#### [Records for processing]

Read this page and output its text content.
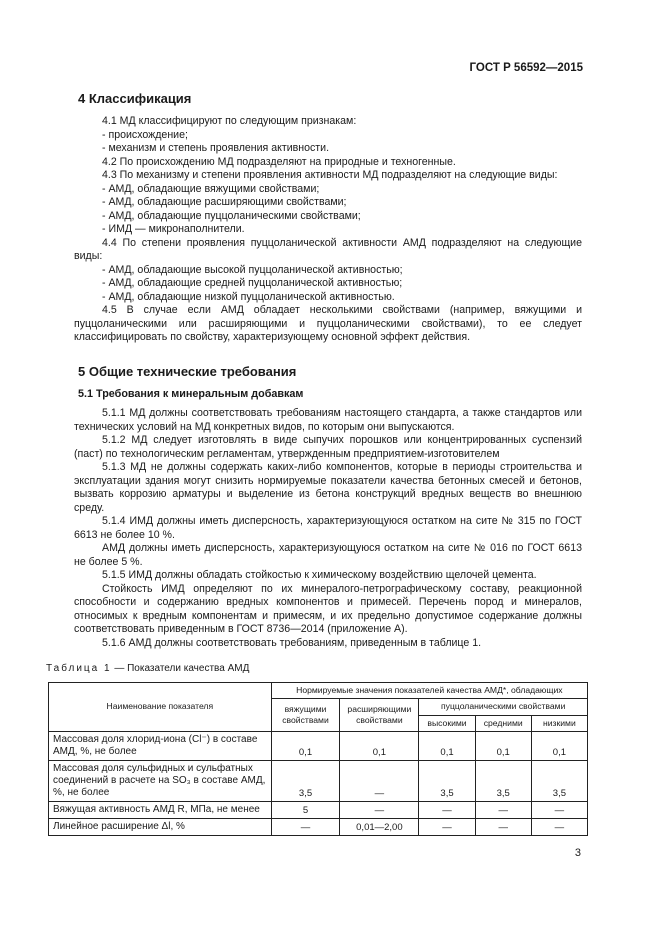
ГОСТ Р 56592—2015
4 Классификация

4.1 МД классифицируют по следующим признакам:

- происхождение;

- механизм и степень проявления активности.

4.2 По происхождению МД подразделяют на природные и техногенные.

4.3 По механизму и степени проявления активности МД подразделяют на следующие виды:

- АМД, обладающие вяжущими свойствами;

- АМД, обладающие расширяющими свойствами;

- АМД, обладающие пуццоланическими свойствами;

- ИМД — микронаполнители.

4.4 По степени проявления пуццоланической активности АМД подразделяют на следующие виды:

- АМД, обладающие высокой пуццоланической активностью;

- АМД, обладающие средней пуццоланической активностью;

- АМД, обладающие низкой пуццоланической активностью.

4.5 В случае если АМД обладает несколькими свойствами (например, вяжущими и пуццоланическими или расширяющими и пуццоланическими свойствами), то ее следует классифицировать по свойству, характеризующему основной эффект действия.

5 Общие технические требования
5.1 Требования к минеральным добавкам

5.1.1 МД должны соответствовать требованиям настоящего стандарта, а также стандартов или технических условий на МД конкретных видов, по которым они выпускаются.

5.1.2 МД следует изготовлять в виде сыпучих порошков или концентрированных суспензий (паст) по технологическим регламентам, утвержденным предприятием-изготовителем

5.1.3 МД не должны содержать каких-либо компонентов, которые в периоды строительства и эксплуатации здания могут снизить нормируемые показатели качества бетонных смесей и бетонов, вызвать коррозию арматуры и выделение из бетона конструкций вредных веществ во внешнюю среду.

5.1.4 ИМД должны иметь дисперсность, характеризующуюся остатком на сите № 315 по ГОСТ 6613 не более 10 %.

АМД должны иметь дисперсность, характеризующуюся остатком на сите № 016 по ГОСТ 6613 не более 5 %.

5.1.5 ИМД должны обладать стойкостью к химическому воздействию щелочей цемента.

Стойкость ИМД определяют по их минералого-петрографическому составу, реакционной способности и содержанию вредных компонентов и примесей. Перечень пород и минералов, относимых к вредным компонентам и примесям, и их предельно допустимое содержание должны соответствовать приведенным в ГОСТ 8736—2014 (приложение А).

5.1.6 АМД должны соответствовать требованиям, приведенным в таблице 1.

Таблица 1 — Показатели качества АМД
Наименование показателя	Нормируемые значения показателей качества АМД*, обладающих				
	вяжущими свойствами	расширяющими свойствами	пуццоланическими свойствами		
			высокими	средними	низкими
Массовая доля хлорид-иона (Cl⁻) в составе АМД, %, не более	0,1	0,1	0,1	0,1	0,1
Массовая доля сульфидных и сульфатных соединений в расчете на SO₃ в составе АМД, %, не более	3,5	—	3,5	3,5	3,5
Вяжущая активность АМД R, МПа, не менее	5	—	—	—	—
Линейное расширение Δl, %	—	0,01—2,00	—	—	—
3
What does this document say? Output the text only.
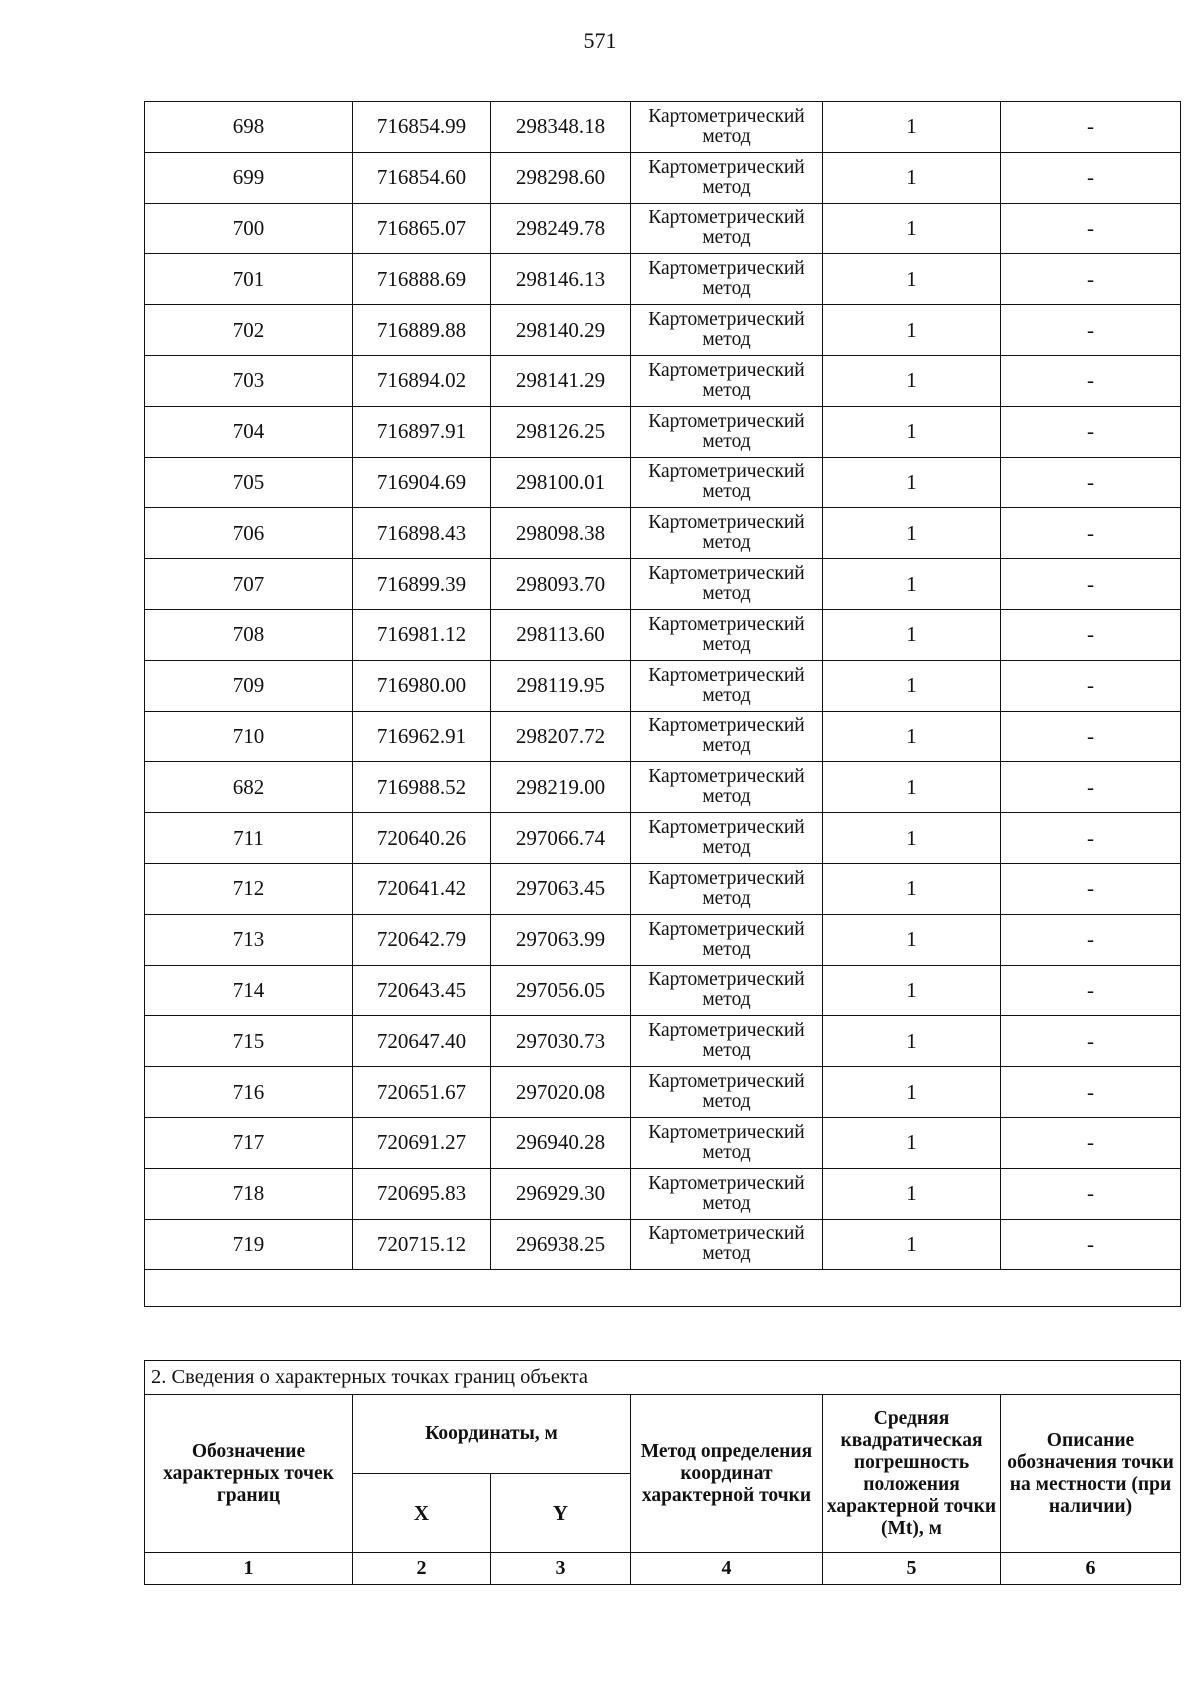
571
698	716854.99	298348.18	Картометрический метод	1	-
699	716854.60	298298.60	Картометрический метод	1	-
700	716865.07	298249.78	Картометрический метод	1	-
701	716888.69	298146.13	Картометрический метод	1	-
702	716889.88	298140.29	Картометрический метод	1	-
703	716894.02	298141.29	Картометрический метод	1	-
704	716897.91	298126.25	Картометрический метод	1	-
705	716904.69	298100.01	Картометрический метод	1	-
706	716898.43	298098.38	Картометрический метод	1	-
707	716899.39	298093.70	Картометрический метод	1	-
708	716981.12	298113.60	Картометрический метод	1	-
709	716980.00	298119.95	Картометрический метод	1	-
710	716962.91	298207.72	Картометрический метод	1	-
682	716988.52	298219.00	Картометрический метод	1	-
711	720640.26	297066.74	Картометрический метод	1	-
712	720641.42	297063.45	Картометрический метод	1	-
713	720642.79	297063.99	Картометрический метод	1	-
714	720643.45	297056.05	Картометрический метод	1	-
715	720647.40	297030.73	Картометрический метод	1	-
716	720651.67	297020.08	Картометрический метод	1	-
717	720691.27	296940.28	Картометрический метод	1	-
718	720695.83	296929.30	Картометрический метод	1	-
719	720715.12	296938.25	Картометрический метод	1	-

2. Сведения о характерных точках границ объекта					
Обозначение характерных точек границ	Координаты, м		Метод определения координат характерной точки	Средняя квадратическая погрешность положения характерной точки (Mt), м	Описание обозначения точки на местности (при наличии)
	X	Y			
1	2	3	4	5	6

#### [What you are asked to do]
Write out every line of the data that holds the word "расширяющими".

#### [Output of the task]
- АМД, обладающие расширяющими свойствами;
4.5 В случае если АМД обладает несколькими свойствами (например, вяжущими и пуццоланическими или расширяющими и пуццоланическими свойствами), то ее следует классифицировать по свойству, характеризующему основной эффект действия.
	вяжущими свойствами	расширяющими свойствами	пуццоланическими свойствами		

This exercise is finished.